TASK DETAILS =
Which lines hold the word "interior"? Copy each of them from the material.

(Recorded data)

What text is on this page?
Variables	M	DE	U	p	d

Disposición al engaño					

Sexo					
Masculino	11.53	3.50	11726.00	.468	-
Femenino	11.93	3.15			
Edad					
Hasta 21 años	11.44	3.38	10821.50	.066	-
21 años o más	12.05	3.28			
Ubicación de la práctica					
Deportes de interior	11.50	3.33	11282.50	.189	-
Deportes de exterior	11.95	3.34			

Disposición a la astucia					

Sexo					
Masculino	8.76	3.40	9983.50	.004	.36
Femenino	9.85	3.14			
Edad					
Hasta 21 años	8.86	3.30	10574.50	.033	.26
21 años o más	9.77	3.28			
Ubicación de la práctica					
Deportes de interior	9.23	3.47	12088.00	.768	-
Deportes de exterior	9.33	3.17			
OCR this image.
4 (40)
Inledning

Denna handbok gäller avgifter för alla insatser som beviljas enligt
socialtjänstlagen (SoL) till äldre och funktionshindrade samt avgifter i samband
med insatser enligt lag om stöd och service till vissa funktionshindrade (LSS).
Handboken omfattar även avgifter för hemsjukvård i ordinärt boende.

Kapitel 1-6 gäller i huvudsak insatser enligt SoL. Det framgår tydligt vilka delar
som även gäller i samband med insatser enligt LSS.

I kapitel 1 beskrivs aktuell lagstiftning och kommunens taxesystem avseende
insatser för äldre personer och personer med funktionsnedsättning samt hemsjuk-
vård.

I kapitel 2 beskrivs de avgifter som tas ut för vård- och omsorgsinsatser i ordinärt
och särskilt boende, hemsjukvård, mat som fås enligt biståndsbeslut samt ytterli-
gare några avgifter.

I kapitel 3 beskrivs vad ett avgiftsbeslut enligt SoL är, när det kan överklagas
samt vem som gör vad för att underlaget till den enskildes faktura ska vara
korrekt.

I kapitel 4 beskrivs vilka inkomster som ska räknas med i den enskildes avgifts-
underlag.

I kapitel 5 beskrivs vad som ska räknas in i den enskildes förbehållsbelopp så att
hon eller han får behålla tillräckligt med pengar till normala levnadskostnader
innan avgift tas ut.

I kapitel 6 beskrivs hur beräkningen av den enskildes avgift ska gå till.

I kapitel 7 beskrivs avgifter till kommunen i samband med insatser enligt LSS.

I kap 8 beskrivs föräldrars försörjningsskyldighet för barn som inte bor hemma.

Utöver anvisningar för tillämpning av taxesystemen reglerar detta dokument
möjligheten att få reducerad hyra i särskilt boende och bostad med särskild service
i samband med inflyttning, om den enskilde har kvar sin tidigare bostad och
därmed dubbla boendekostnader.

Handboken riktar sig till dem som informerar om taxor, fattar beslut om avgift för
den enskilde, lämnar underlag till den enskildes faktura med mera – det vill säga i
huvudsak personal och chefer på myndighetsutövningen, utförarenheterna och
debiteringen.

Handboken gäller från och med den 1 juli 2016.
---
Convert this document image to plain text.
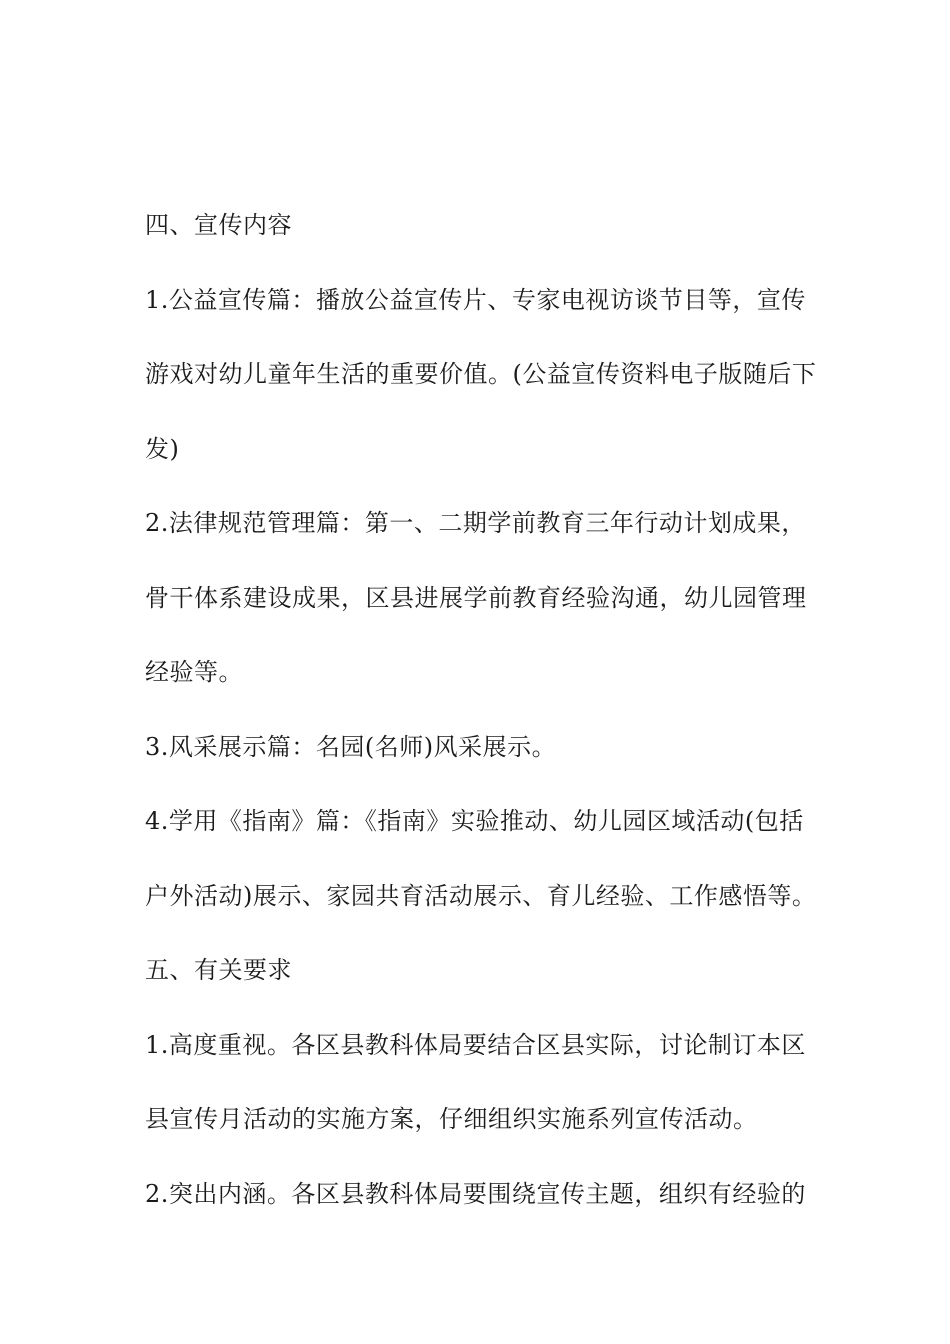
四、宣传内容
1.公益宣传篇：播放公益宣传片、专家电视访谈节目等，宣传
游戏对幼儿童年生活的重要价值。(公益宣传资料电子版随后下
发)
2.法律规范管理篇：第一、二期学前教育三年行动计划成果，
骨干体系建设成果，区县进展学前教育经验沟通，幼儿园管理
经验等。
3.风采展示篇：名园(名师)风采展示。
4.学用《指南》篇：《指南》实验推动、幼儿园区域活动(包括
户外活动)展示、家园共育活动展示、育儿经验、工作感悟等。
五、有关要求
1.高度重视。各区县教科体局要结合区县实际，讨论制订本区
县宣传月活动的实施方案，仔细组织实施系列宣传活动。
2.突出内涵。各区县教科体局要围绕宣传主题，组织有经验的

COMPLETE ANSWER =
Deportes de interior	11.50	3.33	11282.50	.189	-
Deportes de interior	9.23	3.47	12088.00	.768	-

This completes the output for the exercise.